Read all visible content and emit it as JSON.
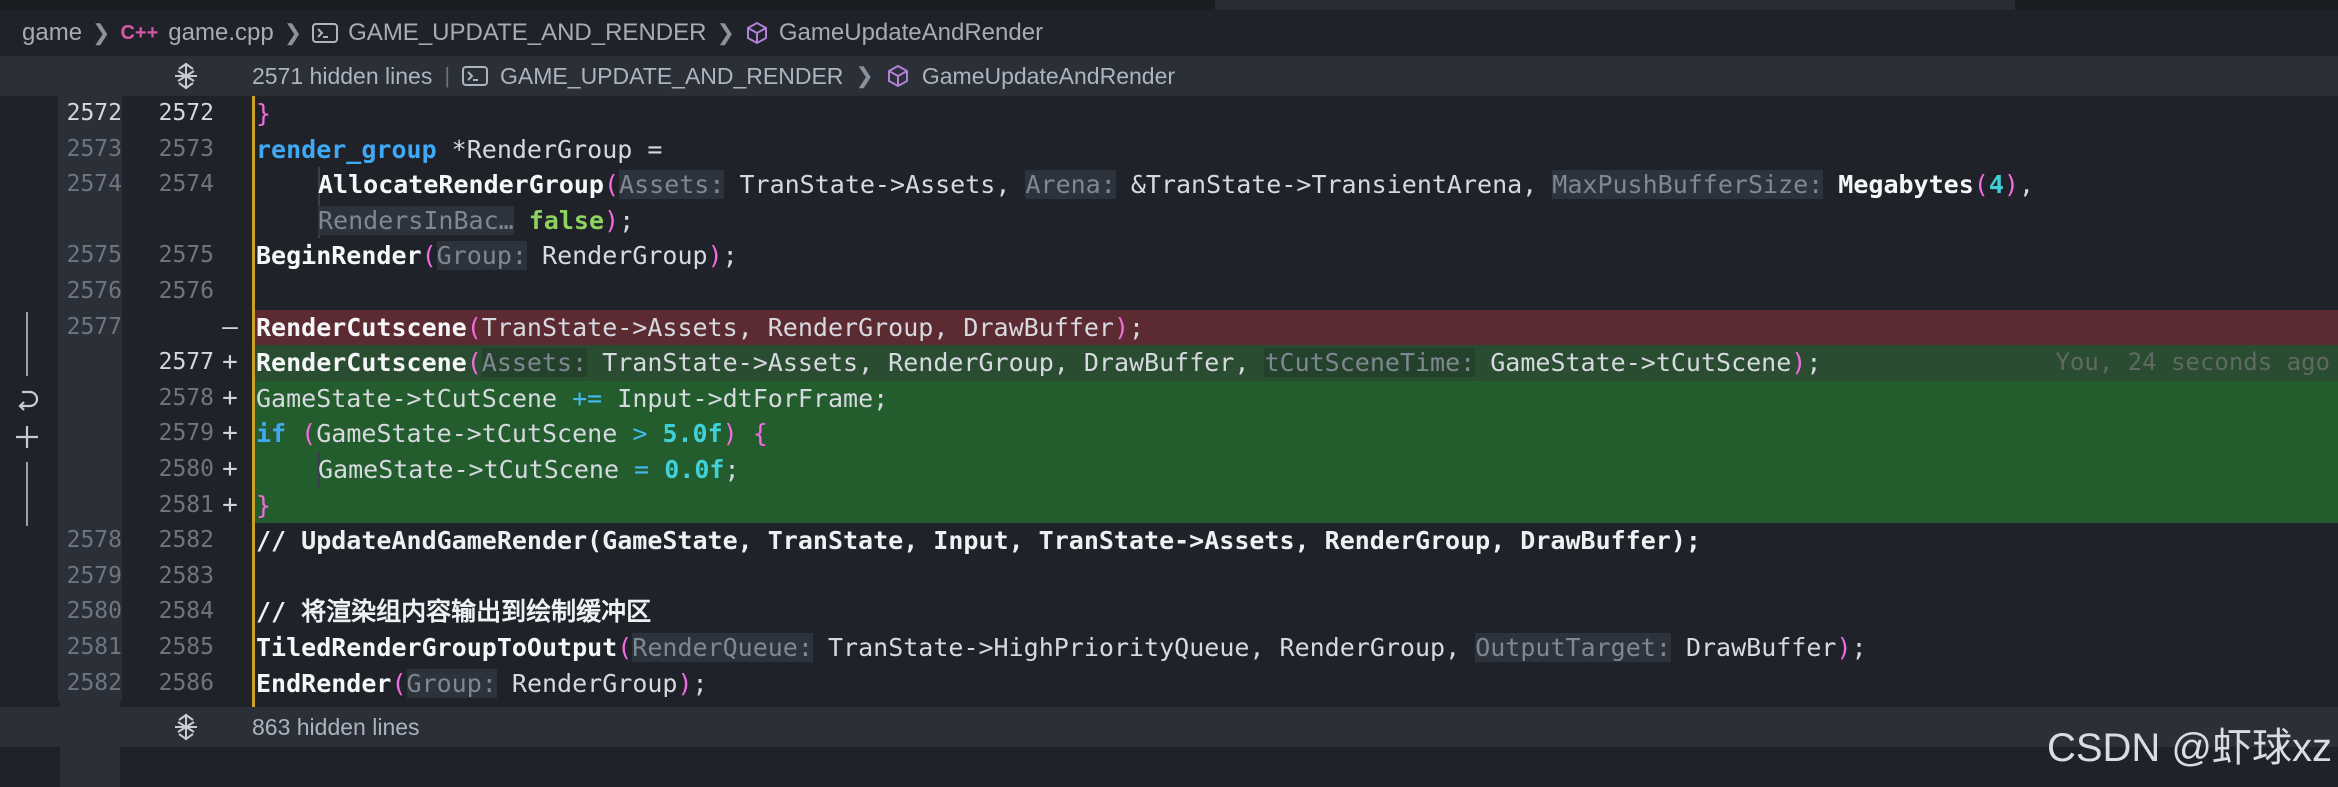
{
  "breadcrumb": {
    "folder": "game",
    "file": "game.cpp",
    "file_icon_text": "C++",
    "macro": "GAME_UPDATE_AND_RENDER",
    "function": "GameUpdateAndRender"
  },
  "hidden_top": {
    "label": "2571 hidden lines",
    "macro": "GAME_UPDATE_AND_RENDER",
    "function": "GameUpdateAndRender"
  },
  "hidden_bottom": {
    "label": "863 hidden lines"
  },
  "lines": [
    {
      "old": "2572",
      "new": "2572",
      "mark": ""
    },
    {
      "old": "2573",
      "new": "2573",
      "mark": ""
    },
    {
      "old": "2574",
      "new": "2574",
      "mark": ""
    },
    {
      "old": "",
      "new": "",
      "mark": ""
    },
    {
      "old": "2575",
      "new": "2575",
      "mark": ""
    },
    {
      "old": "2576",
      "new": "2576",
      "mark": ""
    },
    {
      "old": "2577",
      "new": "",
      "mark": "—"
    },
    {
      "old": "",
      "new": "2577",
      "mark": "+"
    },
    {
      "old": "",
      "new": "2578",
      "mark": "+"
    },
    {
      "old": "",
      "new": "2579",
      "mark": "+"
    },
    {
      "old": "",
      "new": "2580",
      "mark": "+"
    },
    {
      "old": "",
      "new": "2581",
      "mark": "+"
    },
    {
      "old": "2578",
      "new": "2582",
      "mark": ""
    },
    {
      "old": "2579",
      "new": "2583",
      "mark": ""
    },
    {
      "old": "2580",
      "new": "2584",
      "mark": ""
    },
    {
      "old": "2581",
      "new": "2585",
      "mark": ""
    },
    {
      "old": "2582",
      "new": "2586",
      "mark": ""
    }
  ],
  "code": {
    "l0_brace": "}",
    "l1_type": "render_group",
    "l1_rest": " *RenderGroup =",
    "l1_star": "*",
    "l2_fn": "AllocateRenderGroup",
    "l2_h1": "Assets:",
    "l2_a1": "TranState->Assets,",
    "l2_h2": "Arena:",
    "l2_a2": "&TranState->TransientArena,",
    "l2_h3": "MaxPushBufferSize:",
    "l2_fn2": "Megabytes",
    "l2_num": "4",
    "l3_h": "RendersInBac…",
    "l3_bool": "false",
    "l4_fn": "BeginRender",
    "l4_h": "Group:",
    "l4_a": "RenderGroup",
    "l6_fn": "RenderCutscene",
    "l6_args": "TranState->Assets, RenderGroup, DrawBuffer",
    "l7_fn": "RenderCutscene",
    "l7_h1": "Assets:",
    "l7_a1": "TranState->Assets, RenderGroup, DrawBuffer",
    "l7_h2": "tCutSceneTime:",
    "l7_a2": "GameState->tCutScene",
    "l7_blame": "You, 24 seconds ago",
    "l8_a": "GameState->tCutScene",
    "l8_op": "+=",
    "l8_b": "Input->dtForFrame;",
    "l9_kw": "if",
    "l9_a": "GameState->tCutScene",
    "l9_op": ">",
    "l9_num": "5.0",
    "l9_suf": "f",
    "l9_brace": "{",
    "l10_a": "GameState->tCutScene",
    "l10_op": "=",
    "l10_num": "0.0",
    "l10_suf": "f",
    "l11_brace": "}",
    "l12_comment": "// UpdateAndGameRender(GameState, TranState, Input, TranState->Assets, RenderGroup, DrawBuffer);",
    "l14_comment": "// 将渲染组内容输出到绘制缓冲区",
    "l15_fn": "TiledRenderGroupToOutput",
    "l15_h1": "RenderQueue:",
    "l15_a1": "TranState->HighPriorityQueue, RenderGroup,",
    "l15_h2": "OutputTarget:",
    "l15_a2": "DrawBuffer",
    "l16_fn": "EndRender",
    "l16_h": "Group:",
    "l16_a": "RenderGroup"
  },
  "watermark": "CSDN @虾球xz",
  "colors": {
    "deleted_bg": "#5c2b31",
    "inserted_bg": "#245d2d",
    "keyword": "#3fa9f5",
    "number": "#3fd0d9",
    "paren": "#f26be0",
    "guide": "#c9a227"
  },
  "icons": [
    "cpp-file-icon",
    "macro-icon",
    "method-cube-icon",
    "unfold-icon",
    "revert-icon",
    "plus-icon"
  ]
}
⁂
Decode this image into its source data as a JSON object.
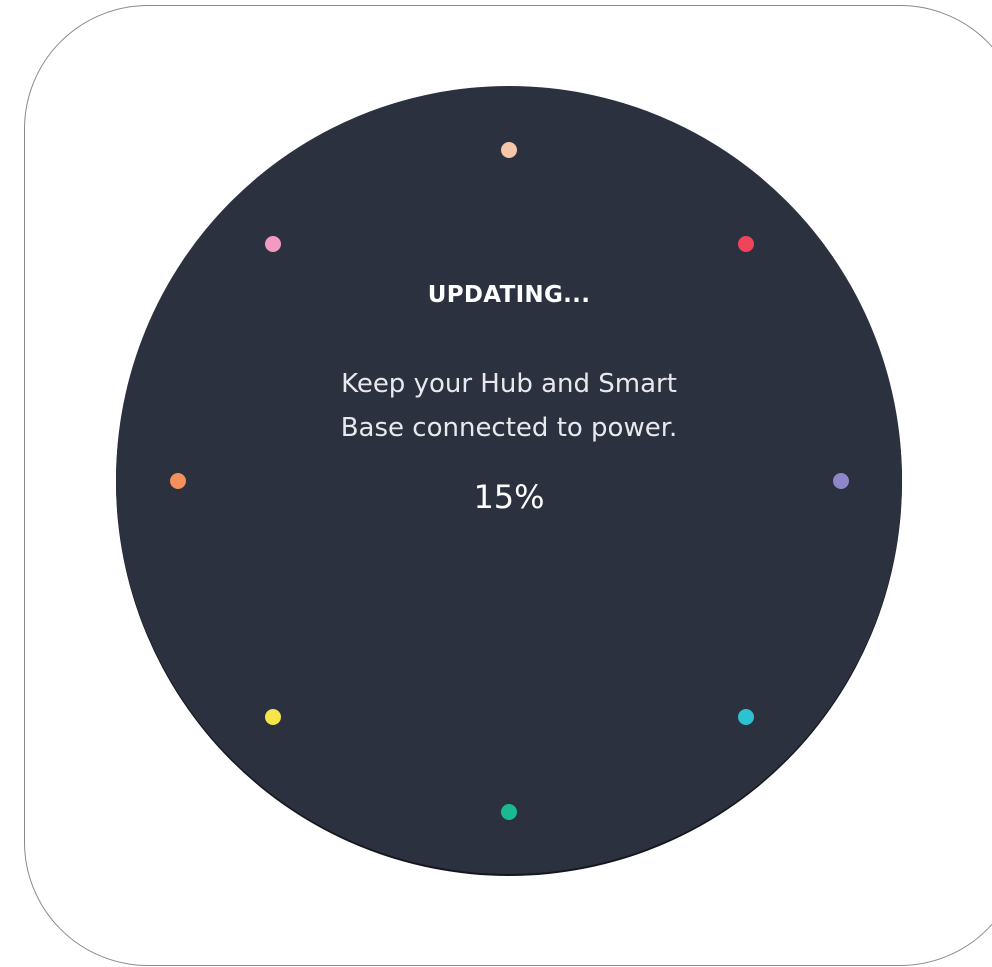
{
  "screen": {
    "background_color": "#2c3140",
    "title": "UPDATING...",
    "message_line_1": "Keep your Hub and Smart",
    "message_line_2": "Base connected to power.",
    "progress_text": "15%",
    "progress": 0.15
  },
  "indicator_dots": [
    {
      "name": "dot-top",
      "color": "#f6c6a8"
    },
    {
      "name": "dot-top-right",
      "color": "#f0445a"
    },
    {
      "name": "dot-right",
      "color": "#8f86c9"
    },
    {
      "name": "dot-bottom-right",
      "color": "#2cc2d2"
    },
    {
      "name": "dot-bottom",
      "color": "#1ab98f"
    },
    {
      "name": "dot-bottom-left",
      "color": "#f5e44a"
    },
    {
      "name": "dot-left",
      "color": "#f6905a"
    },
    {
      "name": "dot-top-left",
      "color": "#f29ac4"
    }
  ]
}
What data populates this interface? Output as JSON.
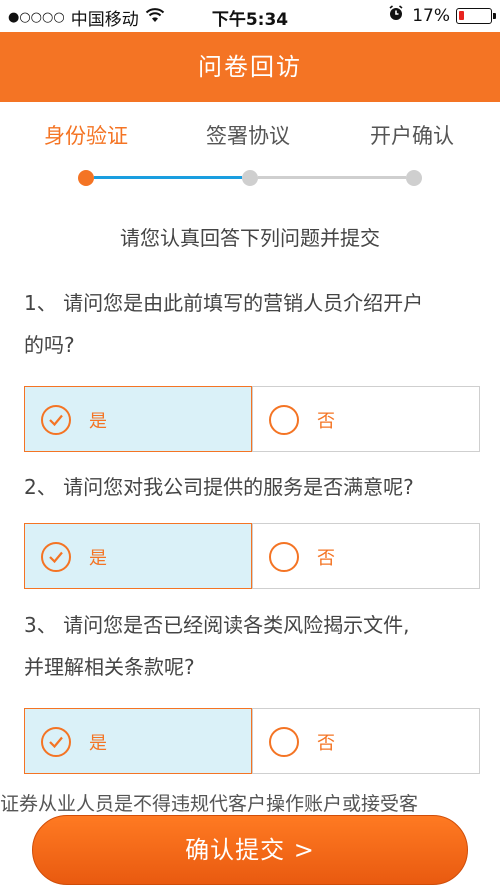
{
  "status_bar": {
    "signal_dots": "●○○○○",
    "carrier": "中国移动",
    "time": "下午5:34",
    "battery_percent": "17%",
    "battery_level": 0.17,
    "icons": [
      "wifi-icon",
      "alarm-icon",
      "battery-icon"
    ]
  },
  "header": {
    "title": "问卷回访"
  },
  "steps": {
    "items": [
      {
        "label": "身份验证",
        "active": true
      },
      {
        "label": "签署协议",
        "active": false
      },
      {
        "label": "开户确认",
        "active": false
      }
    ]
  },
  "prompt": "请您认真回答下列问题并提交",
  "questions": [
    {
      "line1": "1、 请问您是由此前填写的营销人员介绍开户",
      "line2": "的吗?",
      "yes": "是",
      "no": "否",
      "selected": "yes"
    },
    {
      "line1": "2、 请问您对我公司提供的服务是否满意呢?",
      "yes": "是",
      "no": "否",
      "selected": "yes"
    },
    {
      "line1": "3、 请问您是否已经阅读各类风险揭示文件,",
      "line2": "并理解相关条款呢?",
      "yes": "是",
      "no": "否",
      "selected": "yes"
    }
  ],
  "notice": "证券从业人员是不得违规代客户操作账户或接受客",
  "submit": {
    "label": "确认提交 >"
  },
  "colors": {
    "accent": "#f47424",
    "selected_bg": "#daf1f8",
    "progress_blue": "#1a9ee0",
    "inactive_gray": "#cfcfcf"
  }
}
⁂
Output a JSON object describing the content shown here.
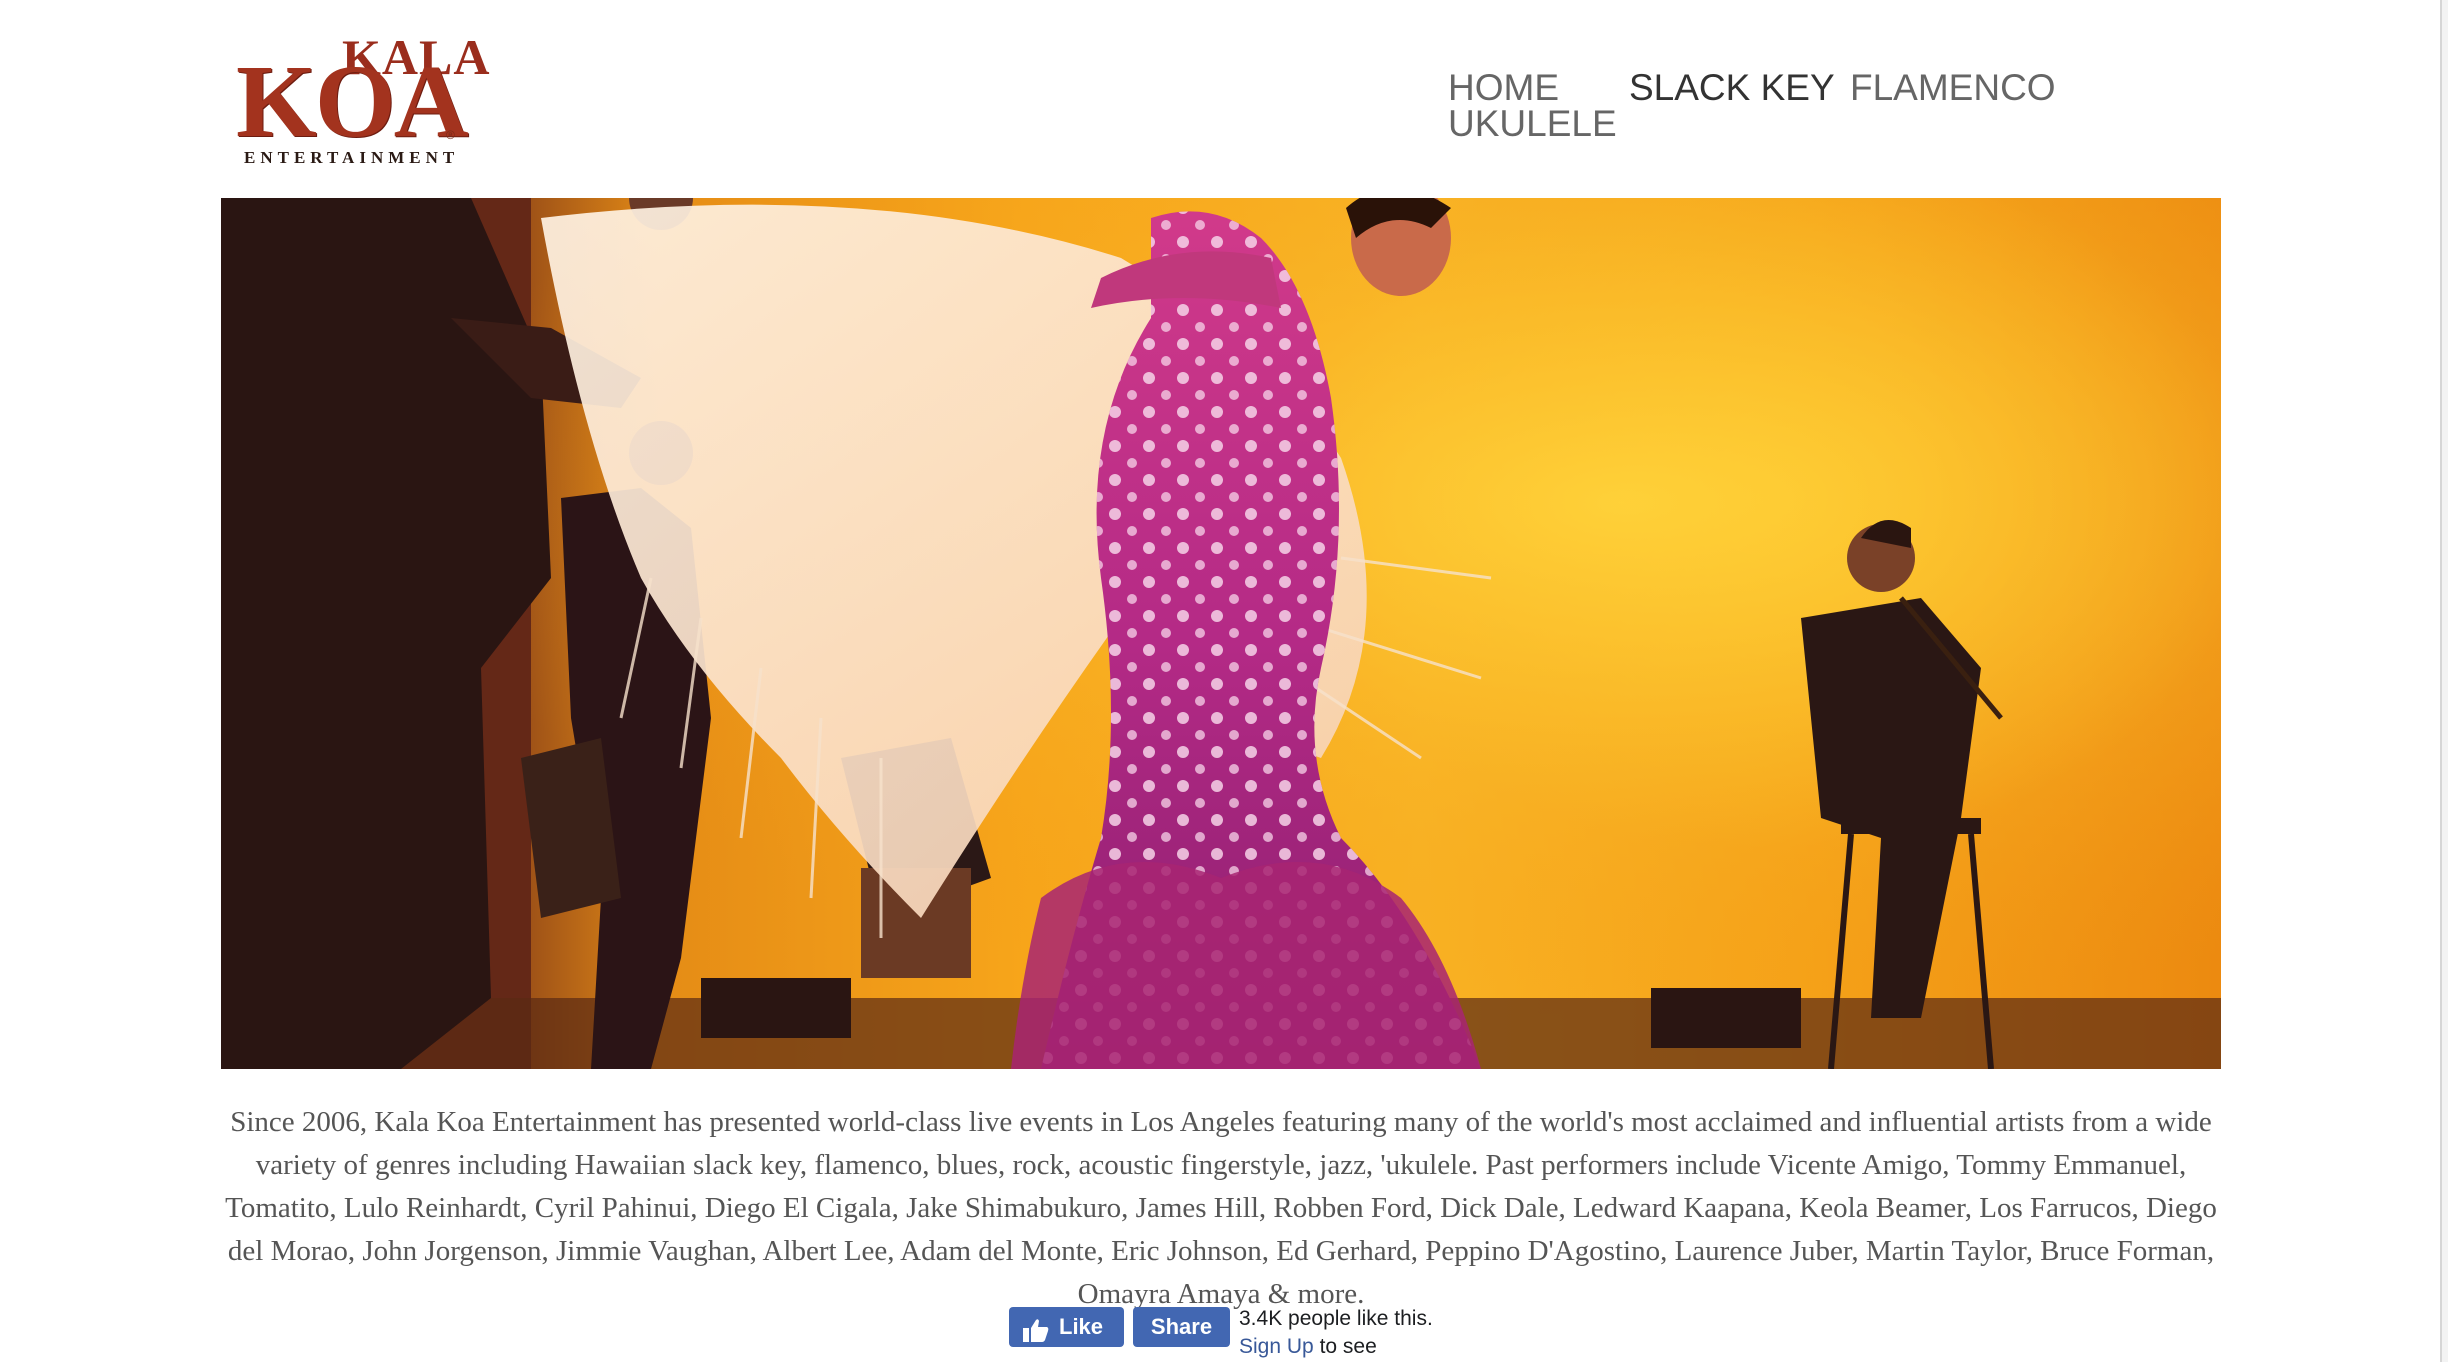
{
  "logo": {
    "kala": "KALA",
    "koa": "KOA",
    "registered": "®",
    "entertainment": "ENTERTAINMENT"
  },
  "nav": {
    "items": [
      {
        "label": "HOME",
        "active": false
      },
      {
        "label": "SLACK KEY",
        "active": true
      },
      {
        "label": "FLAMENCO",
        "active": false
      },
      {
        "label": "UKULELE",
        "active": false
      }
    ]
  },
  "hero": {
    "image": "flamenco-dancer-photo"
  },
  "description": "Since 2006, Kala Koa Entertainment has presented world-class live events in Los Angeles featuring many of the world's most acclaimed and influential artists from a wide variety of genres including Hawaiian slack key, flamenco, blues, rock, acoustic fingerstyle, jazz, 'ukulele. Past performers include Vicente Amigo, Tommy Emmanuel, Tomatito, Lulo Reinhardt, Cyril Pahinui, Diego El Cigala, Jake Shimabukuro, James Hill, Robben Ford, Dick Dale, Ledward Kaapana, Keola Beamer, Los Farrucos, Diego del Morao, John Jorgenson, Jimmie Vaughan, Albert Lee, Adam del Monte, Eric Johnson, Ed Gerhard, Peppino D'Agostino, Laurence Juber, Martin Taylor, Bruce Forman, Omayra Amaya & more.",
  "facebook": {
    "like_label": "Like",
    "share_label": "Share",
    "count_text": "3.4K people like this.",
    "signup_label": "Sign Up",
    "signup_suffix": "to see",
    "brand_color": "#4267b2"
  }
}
⁂
▶ [Written request]:
Each line that holds the word "DrawBuffer" should be extracted from the records.

▶ [Response below]:
    "l6_args": "TranState->Assets, RenderGroup, DrawBuffer",
    "l7_a1": "TranState->Assets, RenderGroup, DrawBuffer",
    "l12_comment": "// UpdateAndGameRender(GameState, TranState, Input, TranState->Assets, RenderGroup, DrawBuffer);",
    "l15_a2": "DrawBuffer",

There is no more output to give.